» **Stated goal**
The data must be returned in full and exactly as given.

==============================

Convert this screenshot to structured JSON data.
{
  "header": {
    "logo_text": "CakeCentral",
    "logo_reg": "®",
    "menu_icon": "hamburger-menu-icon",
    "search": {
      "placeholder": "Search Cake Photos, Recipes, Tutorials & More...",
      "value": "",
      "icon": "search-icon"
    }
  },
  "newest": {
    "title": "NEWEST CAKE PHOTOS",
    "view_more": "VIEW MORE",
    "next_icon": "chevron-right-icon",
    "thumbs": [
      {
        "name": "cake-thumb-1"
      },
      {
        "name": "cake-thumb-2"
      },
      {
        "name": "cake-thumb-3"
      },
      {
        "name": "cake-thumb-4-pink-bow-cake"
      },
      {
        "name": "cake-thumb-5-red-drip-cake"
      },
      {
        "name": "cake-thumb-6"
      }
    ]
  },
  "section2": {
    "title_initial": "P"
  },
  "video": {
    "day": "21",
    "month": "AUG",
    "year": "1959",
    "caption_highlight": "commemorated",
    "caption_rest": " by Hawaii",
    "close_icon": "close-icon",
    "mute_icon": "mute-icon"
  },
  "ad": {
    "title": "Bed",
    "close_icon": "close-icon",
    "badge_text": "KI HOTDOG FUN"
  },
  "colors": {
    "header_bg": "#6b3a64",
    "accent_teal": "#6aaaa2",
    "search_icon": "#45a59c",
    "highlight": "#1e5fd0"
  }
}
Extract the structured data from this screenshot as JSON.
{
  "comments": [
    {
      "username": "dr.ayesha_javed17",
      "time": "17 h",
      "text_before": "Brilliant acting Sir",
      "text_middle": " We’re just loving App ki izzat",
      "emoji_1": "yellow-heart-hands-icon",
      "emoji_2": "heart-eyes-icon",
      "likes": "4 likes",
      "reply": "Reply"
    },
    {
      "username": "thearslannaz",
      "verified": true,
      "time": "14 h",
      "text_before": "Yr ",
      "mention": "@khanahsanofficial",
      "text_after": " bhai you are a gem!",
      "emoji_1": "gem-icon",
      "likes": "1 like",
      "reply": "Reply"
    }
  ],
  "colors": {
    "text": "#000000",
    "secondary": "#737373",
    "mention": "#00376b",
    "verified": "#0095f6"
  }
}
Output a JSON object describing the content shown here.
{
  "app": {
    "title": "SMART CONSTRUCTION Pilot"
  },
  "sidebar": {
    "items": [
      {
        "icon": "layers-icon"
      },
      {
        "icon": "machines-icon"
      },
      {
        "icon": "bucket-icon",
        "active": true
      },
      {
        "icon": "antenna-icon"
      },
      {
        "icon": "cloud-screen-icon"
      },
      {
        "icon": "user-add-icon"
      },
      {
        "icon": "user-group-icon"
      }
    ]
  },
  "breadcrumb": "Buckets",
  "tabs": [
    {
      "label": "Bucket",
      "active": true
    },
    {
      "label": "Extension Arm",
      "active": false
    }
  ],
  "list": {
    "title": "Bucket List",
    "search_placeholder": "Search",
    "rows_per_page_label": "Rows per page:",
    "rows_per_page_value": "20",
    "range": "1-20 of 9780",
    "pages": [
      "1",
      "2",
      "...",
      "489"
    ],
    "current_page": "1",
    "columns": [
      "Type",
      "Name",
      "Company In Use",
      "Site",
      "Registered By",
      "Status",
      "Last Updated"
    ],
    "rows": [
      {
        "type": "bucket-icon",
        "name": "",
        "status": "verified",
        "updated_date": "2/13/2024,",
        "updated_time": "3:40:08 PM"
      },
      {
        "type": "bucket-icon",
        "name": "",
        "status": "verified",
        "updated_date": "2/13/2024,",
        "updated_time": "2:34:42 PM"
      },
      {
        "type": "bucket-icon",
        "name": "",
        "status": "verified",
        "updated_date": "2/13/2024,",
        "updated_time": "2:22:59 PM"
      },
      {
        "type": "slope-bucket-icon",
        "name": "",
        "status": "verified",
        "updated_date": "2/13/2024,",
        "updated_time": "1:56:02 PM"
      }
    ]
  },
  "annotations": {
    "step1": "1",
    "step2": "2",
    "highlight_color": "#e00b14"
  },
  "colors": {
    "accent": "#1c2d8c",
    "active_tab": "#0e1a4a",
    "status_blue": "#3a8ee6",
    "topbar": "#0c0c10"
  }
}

==============================

» **Response for this exercise**
Convert this screenshot to structured JSON data.
{
  "header": {
    "logo_text": "CakeCentral",
    "logo_reg": "®",
    "menu_icon": "hamburger-menu-icon",
    "search": {
      "placeholder": "Search Cake Photos, Recipes, Tutorials & More...",
      "value": "",
      "icon": "search-icon"
    }
  },
  "newest": {
    "title": "NEWEST CAKE PHOTOS",
    "view_more": "VIEW MORE",
    "next_icon": "chevron-right-icon",
    "thumbs": [
      {
        "name": "cake-thumb-1"
      },
      {
        "name": "cake-thumb-2"
      },
      {
        "name": "cake-thumb-3"
      },
      {
        "name": "cake-thumb-4-pink-bow-cake"
      },
      {
        "name": "cake-thumb-5-red-drip-cake"
      },
      {
        "name": "cake-thumb-6"
      }
    ]
  },
  "section2": {
    "title_initial": "P"
  },
  "video": {
    "day": "21",
    "month": "AUG",
    "year": "1959",
    "caption_highlight": "commemorated",
    "caption_rest": " by Hawaii",
    "close_icon": "close-icon",
    "mute_icon": "mute-icon"
  },
  "ad": {
    "title": "Bed",
    "close_icon": "close-icon",
    "badge_text": "KI HOTDOG FUN"
  },
  "colors": {
    "header_bg": "#6b3a64",
    "accent_teal": "#6aaaa2",
    "search_icon": "#45a59c",
    "highlight": "#1e5fd0"
  }
}
Extract the structured data from this screenshot as JSON.
{
  "comments": [
    {
      "username": "dr.ayesha_javed17",
      "time": "17 h",
      "text_before": "Brilliant acting Sir",
      "text_middle": " We’re just loving App ki izzat",
      "emoji_1": "yellow-heart-hands-icon",
      "emoji_2": "heart-eyes-icon",
      "likes": "4 likes",
      "reply": "Reply"
    },
    {
      "username": "thearslannaz",
      "verified": true,
      "time": "14 h",
      "text_before": "Yr ",
      "mention": "@khanahsanofficial",
      "text_after": " bhai you are a gem!",
      "emoji_1": "gem-icon",
      "likes": "1 like",
      "reply": "Reply"
    }
  ],
  "colors": {
    "text": "#000000",
    "secondary": "#737373",
    "mention": "#00376b",
    "verified": "#0095f6"
  }
}
Output a JSON object describing the content shown here.
{
  "app": {
    "title": "SMART CONSTRUCTION Pilot"
  },
  "sidebar": {
    "items": [
      {
        "icon": "layers-icon"
      },
      {
        "icon": "machines-icon"
      },
      {
        "icon": "bucket-icon",
        "active": true
      },
      {
        "icon": "antenna-icon"
      },
      {
        "icon": "cloud-screen-icon"
      },
      {
        "icon": "user-add-icon"
      },
      {
        "icon": "user-group-icon"
      }
    ]
  },
  "breadcrumb": "Buckets",
  "tabs": [
    {
      "label": "Bucket",
      "active": true
    },
    {
      "label": "Extension Arm",
      "active": false
    }
  ],
  "list": {
    "title": "Bucket List",
    "search_placeholder": "Search",
    "rows_per_page_label": "Rows per page:",
    "rows_per_page_value": "20",
    "range": "1-20 of 9780",
    "pages": [
      "1",
      "2",
      "...",
      "489"
    ],
    "current_page": "1",
    "columns": [
      "Type",
      "Name",
      "Company In Use",
      "Site",
      "Registered By",
      "Status",
      "Last Updated"
    ],
    "rows": [
      {
        "type": "bucket-icon",
        "name": "",
        "status": "verified",
        "updated_date": "2/13/2024,",
        "updated_time": "3:40:08 PM"
      },
      {
        "type": "bucket-icon",
        "name": "",
        "status": "verified",
        "updated_date": "2/13/2024,",
        "updated_time": "2:34:42 PM"
      },
      {
        "type": "bucket-icon",
        "name": "",
        "status": "verified",
        "updated_date": "2/13/2024,",
        "updated_time": "2:22:59 PM"
      },
      {
        "type": "slope-bucket-icon",
        "name": "",
        "status": "verified",
        "updated_date": "2/13/2024,",
        "updated_time": "1:56:02 PM"
      }
    ]
  },
  "annotations": {
    "step1": "1",
    "step2": "2",
    "highlight_color": "#e00b14"
  },
  "colors": {
    "accent": "#1c2d8c",
    "active_tab": "#0e1a4a",
    "status_blue": "#3a8ee6",
    "topbar": "#0c0c10"
  }
}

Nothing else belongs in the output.